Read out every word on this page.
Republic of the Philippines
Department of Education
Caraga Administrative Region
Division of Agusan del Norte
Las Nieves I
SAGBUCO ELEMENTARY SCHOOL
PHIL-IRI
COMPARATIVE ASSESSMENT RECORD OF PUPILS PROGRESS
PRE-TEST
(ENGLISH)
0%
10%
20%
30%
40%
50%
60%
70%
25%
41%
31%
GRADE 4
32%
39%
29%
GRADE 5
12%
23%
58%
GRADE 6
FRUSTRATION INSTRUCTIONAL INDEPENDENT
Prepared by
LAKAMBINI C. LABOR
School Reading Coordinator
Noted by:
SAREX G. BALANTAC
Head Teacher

● ● ● ● ●

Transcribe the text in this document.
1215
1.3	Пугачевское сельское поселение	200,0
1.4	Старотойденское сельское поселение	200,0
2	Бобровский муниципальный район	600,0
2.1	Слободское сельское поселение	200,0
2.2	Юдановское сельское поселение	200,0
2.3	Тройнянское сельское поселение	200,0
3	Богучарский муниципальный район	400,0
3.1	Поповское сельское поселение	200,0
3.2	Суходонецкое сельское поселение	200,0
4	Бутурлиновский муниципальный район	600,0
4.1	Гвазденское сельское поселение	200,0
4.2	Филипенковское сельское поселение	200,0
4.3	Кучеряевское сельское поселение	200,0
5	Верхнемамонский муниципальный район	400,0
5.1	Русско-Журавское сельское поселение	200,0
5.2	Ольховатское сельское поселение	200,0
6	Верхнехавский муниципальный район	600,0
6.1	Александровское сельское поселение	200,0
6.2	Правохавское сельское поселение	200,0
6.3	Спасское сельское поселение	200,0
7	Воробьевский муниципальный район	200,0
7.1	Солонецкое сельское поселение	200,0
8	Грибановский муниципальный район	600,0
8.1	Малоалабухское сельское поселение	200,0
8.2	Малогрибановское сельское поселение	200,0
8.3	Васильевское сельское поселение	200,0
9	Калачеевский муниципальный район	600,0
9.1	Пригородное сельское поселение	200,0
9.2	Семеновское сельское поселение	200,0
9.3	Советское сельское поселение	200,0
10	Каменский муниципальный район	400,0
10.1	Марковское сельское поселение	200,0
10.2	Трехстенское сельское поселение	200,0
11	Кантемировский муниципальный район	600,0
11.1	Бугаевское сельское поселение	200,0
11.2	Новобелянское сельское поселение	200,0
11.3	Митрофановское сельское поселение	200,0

● ● ● ● ●

** AIM **
Go through the records and copy each line with "this" in it.

** ANSWER FOR THE TASK **
Read out every word on this page.
Transcribe the text in this document.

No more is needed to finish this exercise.